§ Aim
Copy every line from the material below that holds "agents".
# Data excerpts start
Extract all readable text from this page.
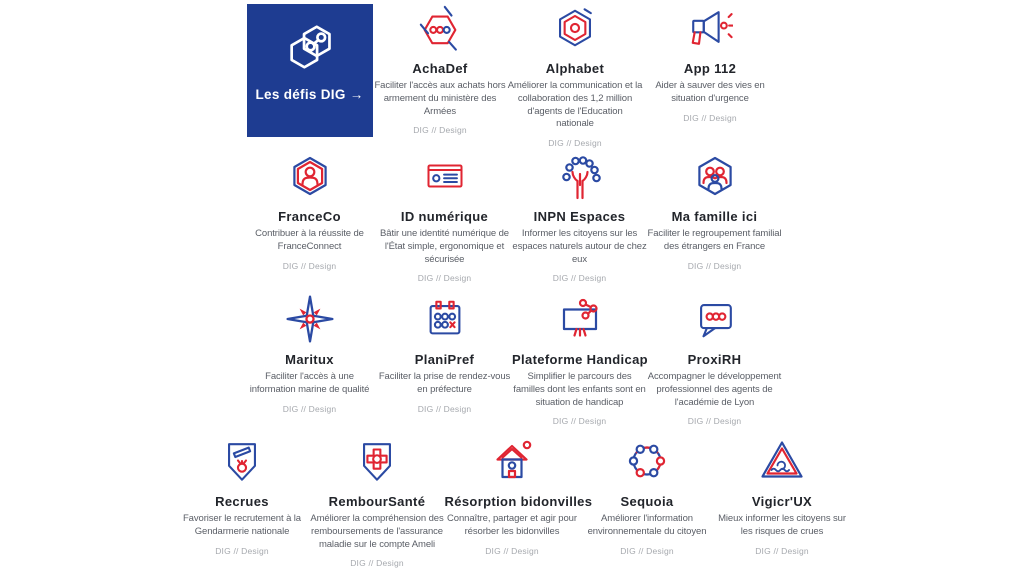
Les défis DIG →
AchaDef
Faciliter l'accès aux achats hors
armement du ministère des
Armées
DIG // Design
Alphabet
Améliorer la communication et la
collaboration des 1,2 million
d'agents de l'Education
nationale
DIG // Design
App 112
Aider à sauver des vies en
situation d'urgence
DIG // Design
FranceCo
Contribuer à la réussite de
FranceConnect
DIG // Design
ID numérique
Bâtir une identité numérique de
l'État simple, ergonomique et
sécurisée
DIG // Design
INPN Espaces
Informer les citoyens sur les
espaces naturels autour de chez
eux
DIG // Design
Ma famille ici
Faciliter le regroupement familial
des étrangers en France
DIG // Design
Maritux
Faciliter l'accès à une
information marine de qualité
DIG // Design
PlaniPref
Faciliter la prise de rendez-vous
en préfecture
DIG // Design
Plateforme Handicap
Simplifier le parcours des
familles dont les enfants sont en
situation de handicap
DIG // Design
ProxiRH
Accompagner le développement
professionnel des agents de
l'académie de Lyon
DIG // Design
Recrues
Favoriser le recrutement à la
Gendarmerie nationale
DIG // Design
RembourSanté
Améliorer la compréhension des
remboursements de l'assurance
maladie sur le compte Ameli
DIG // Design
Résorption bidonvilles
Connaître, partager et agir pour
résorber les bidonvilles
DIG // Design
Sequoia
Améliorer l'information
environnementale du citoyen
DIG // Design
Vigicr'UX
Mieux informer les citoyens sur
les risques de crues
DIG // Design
# Data excerpts end
§ Response to this exercise
d'agents de l'Education
professionnel des agents de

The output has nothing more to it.